====== Provided data ======
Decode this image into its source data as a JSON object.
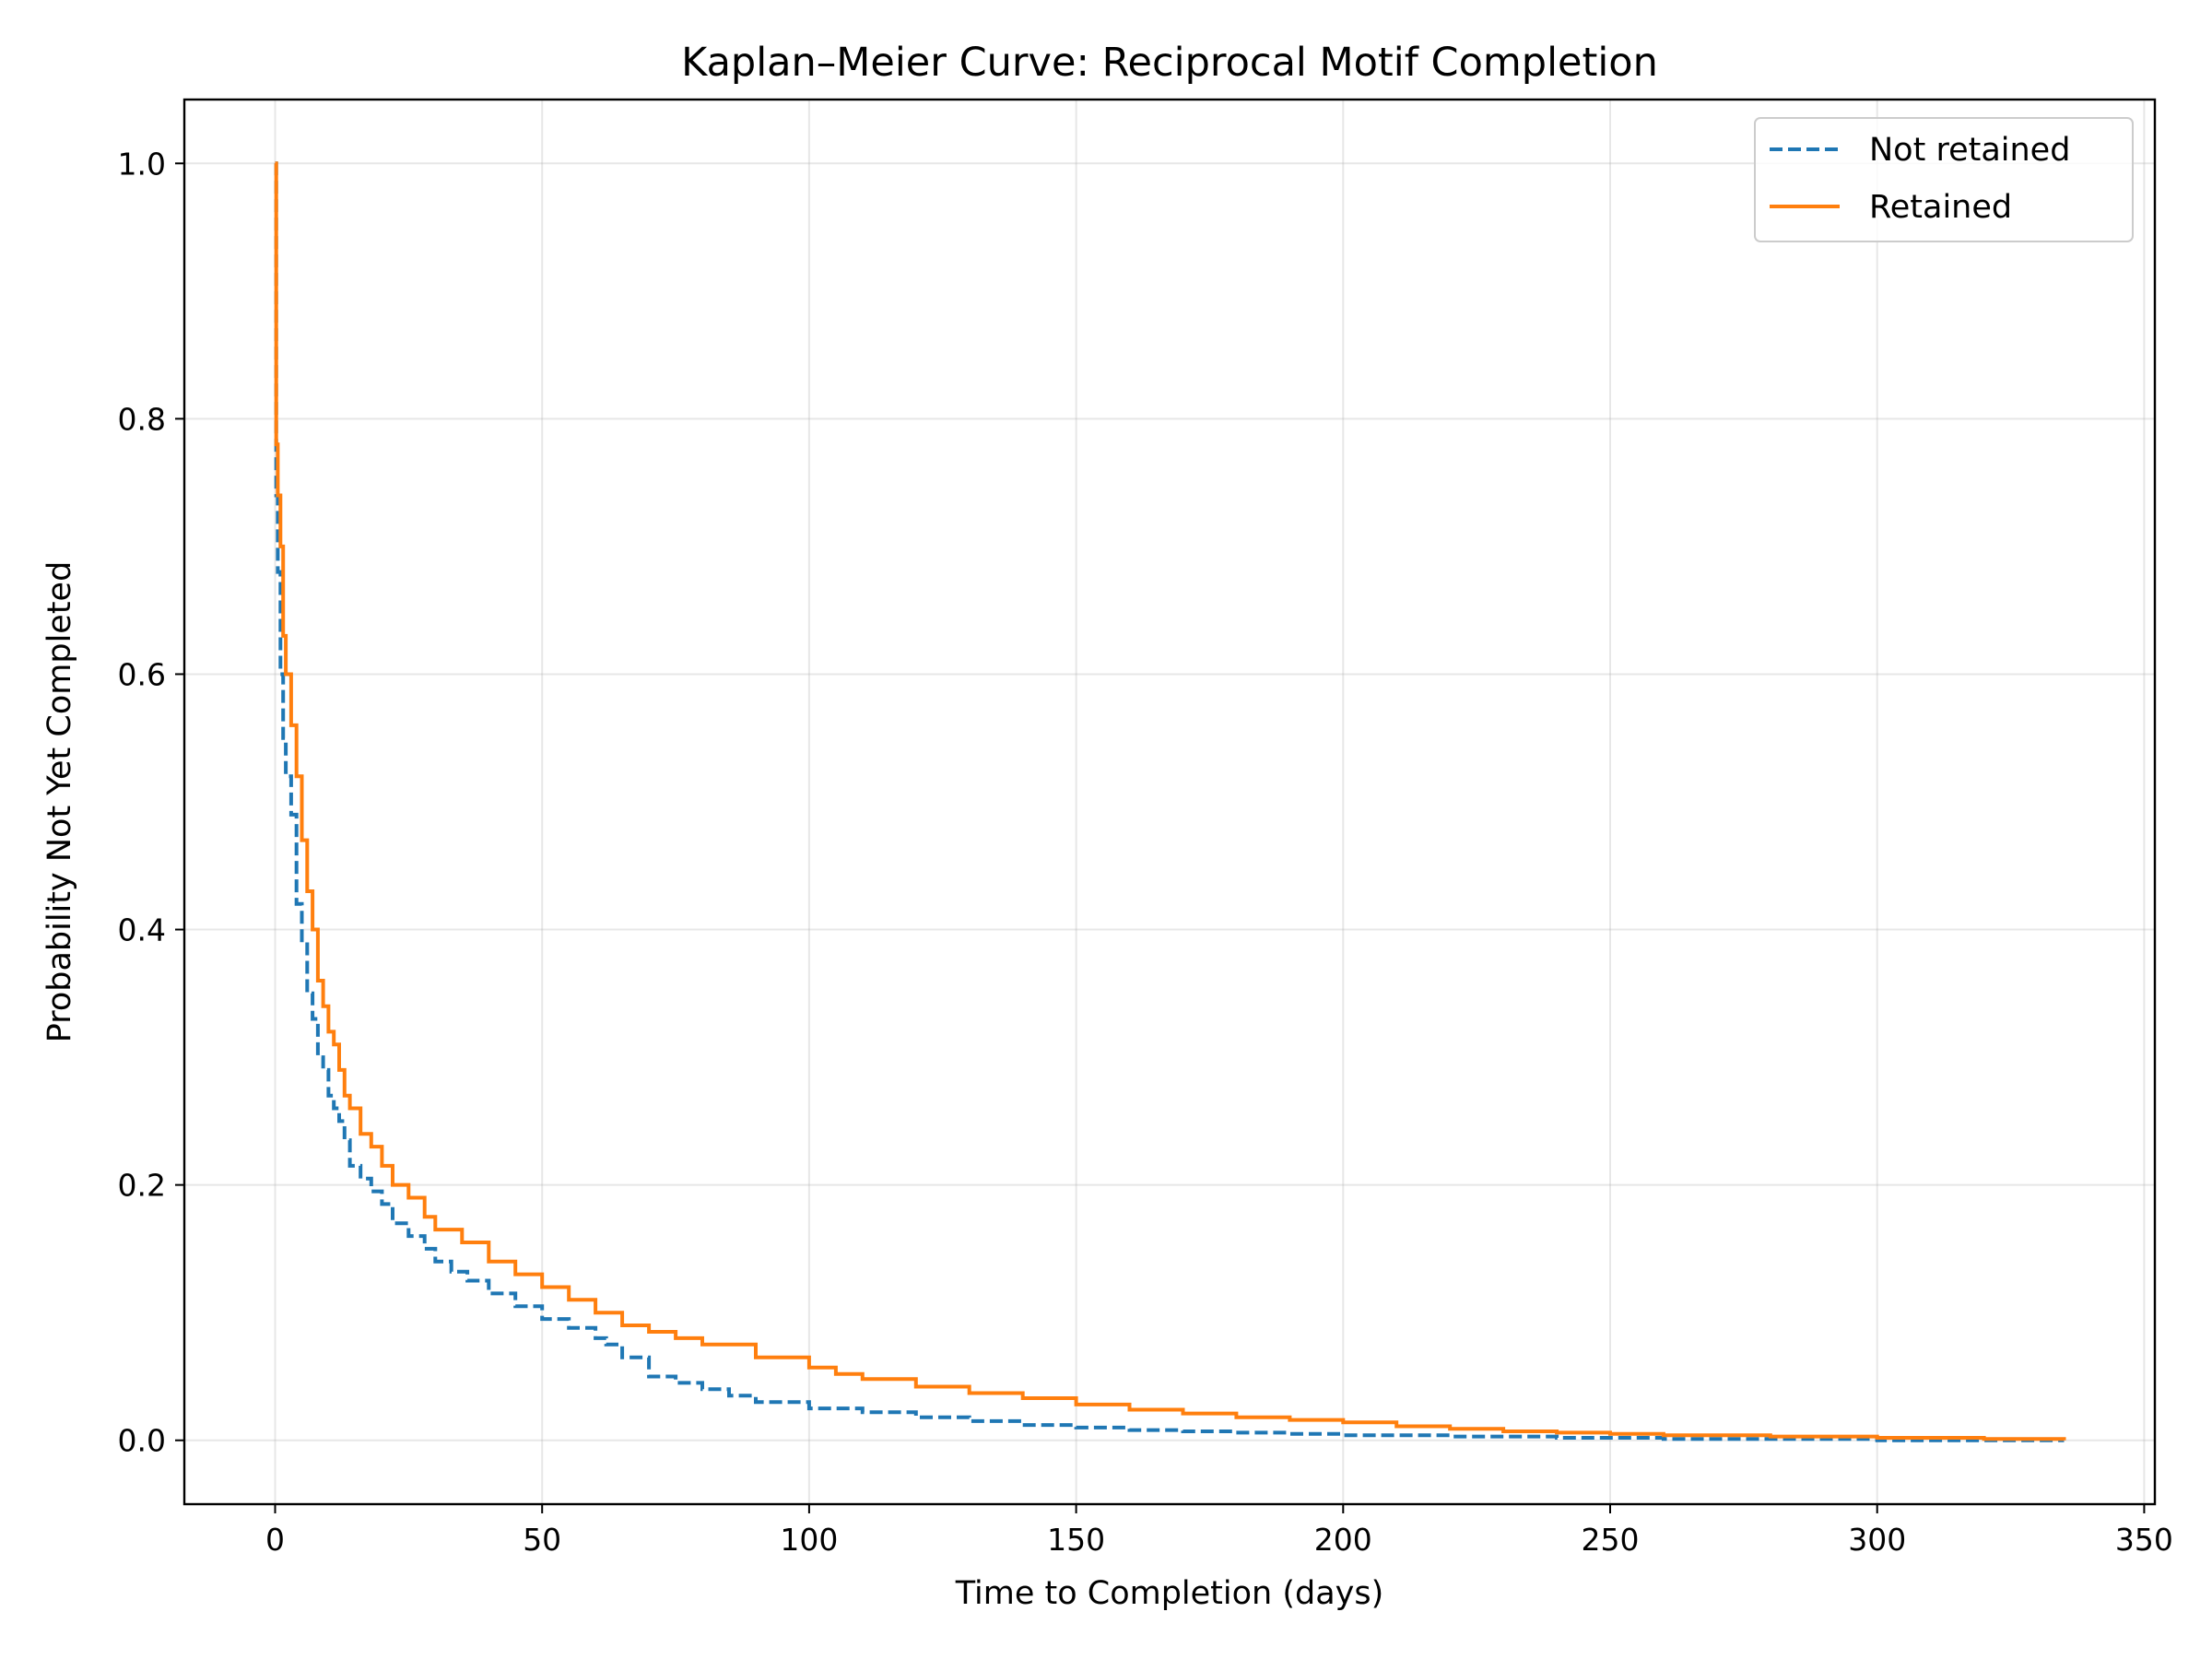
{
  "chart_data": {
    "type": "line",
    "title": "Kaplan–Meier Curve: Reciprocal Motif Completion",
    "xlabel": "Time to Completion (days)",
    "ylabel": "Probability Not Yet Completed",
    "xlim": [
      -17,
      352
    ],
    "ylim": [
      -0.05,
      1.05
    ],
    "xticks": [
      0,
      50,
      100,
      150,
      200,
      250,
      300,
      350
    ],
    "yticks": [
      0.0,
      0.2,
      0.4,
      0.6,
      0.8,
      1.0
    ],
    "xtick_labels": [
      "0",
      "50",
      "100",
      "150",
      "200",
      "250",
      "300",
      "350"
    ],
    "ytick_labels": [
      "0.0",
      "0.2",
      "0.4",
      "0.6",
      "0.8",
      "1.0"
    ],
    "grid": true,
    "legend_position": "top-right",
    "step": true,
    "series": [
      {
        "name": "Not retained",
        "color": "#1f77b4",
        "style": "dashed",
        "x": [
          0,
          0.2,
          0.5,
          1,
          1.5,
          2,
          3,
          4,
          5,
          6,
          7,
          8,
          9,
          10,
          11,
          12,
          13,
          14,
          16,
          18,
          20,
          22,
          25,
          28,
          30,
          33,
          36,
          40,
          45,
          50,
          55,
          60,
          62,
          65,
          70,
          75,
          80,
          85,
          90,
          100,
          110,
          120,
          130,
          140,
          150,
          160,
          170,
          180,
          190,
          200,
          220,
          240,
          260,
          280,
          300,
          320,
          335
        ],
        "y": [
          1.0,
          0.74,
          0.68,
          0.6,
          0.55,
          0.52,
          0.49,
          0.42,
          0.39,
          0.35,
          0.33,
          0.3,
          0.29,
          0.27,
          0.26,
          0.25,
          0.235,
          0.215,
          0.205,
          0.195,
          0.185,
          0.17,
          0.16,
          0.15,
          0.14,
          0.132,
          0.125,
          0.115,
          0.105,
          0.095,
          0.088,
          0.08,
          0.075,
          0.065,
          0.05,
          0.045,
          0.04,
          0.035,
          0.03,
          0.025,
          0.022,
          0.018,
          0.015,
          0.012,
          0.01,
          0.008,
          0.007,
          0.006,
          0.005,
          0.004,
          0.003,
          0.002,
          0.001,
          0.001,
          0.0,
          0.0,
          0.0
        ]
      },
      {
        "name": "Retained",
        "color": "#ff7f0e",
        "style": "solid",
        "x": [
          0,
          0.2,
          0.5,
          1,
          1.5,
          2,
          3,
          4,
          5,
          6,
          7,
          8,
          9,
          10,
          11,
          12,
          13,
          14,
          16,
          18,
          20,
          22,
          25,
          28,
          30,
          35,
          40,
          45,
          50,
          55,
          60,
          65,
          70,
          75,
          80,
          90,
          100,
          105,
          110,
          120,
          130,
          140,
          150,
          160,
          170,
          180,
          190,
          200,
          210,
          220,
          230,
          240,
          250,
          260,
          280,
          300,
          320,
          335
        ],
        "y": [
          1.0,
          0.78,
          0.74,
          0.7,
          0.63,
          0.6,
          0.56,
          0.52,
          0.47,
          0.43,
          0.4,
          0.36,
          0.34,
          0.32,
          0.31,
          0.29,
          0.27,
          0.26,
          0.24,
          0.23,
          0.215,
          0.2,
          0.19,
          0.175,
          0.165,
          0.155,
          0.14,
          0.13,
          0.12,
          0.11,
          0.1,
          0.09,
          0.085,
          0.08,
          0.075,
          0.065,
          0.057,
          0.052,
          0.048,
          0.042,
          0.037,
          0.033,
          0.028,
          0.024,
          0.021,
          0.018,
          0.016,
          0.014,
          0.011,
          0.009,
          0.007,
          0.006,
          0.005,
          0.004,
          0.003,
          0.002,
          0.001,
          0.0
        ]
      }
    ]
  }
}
======
§ **What is asked**
Search the entries for the word "Completion", then gather every line that has it.

§ **Solution to this task**
    "title": "Kaplan–Meier Curve: Reciprocal Motif Completion",
    "xlabel": "Time to Completion (days)",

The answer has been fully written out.